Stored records

(begin)

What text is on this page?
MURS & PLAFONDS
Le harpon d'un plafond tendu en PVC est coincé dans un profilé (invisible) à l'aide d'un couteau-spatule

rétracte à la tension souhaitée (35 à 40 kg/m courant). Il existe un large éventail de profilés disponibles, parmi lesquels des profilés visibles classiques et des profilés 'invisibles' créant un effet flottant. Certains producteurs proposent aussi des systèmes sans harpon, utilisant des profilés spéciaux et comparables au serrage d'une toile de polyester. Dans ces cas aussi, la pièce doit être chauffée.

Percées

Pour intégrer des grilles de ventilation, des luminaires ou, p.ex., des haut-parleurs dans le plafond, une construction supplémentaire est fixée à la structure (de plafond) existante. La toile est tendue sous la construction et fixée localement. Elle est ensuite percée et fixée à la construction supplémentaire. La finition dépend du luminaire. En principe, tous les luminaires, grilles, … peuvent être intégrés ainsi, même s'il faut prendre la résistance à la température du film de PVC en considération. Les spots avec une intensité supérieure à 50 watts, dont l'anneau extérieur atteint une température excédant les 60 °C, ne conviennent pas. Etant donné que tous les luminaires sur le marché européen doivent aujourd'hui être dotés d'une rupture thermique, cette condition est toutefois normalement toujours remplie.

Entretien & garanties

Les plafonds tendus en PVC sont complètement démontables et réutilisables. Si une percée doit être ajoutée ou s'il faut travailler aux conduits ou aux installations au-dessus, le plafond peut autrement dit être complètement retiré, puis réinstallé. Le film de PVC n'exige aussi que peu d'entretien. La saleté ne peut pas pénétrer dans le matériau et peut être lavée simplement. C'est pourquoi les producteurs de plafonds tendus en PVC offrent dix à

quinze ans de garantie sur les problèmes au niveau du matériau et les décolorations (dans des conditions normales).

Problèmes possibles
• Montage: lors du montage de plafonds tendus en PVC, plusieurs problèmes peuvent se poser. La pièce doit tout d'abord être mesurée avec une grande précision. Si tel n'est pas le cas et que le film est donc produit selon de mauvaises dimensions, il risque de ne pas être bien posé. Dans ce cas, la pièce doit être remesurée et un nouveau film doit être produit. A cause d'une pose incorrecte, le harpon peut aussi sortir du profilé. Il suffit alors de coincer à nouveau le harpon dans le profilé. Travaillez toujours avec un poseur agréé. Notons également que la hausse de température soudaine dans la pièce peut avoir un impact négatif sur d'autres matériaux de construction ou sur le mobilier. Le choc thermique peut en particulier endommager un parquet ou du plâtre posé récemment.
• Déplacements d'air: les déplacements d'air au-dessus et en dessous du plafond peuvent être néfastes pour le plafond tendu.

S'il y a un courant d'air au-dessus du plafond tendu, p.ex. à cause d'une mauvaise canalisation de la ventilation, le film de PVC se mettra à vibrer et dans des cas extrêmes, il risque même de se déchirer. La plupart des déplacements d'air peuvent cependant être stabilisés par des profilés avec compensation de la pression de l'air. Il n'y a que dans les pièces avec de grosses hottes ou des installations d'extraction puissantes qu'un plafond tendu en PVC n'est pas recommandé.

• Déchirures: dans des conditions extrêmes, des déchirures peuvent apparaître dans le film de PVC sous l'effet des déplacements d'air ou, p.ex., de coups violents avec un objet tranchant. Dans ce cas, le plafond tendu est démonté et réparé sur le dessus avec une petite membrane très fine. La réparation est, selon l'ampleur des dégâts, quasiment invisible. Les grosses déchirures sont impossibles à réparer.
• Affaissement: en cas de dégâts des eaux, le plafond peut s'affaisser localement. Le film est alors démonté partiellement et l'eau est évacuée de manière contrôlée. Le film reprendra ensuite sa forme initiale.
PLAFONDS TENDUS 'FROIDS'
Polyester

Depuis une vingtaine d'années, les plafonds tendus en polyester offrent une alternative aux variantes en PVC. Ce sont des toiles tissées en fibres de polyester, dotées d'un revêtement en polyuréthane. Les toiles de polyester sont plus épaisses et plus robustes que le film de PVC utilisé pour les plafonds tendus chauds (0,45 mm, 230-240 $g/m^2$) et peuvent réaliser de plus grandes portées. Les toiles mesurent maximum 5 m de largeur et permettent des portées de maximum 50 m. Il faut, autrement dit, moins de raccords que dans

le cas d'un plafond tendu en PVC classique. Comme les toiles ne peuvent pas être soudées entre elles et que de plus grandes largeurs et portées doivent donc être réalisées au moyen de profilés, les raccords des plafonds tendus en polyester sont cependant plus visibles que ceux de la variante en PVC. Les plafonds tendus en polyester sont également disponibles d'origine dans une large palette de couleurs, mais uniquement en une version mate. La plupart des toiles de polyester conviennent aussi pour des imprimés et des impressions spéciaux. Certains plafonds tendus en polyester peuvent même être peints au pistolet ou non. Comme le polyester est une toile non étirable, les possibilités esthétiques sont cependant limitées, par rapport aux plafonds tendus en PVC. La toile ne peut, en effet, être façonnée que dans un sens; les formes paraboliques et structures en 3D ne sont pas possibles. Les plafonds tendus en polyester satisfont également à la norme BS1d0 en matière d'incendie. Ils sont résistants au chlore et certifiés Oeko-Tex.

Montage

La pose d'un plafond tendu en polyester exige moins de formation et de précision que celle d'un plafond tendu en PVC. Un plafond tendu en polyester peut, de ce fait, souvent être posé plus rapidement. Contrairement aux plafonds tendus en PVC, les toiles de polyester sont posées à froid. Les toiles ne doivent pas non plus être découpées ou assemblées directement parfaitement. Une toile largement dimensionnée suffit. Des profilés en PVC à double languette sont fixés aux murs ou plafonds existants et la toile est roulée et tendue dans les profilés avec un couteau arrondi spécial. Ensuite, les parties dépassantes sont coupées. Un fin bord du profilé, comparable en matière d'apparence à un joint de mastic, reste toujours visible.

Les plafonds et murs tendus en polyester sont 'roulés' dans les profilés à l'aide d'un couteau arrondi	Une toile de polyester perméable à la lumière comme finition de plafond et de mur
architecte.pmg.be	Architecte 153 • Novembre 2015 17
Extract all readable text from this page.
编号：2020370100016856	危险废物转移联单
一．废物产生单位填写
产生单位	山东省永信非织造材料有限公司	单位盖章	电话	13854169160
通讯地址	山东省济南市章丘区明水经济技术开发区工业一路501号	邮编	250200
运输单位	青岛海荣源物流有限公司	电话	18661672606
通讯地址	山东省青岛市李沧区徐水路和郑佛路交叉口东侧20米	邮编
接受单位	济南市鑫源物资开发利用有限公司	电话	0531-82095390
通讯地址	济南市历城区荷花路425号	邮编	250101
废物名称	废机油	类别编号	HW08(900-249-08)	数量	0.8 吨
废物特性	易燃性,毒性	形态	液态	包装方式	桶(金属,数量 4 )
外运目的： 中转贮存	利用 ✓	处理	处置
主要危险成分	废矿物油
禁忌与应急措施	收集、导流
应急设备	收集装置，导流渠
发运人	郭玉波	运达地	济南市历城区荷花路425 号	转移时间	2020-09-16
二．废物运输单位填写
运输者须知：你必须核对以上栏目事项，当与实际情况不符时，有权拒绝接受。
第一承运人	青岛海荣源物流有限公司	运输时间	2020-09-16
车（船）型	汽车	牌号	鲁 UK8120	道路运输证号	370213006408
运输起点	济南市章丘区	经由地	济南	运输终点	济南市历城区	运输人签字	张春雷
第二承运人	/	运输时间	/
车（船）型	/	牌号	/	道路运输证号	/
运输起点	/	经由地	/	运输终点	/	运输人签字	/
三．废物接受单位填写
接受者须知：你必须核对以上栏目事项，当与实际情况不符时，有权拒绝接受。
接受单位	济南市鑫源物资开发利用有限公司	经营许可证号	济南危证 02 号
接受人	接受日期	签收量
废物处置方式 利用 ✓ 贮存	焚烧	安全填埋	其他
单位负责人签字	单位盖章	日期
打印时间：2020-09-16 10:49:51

(end)

§ **EXERCISE INSTRUCTIONS**:
For the entries above, state how many lines contain the word "offrent". Provide the number by itself.

§ **ANSWER TO THE PROBLEM**:
2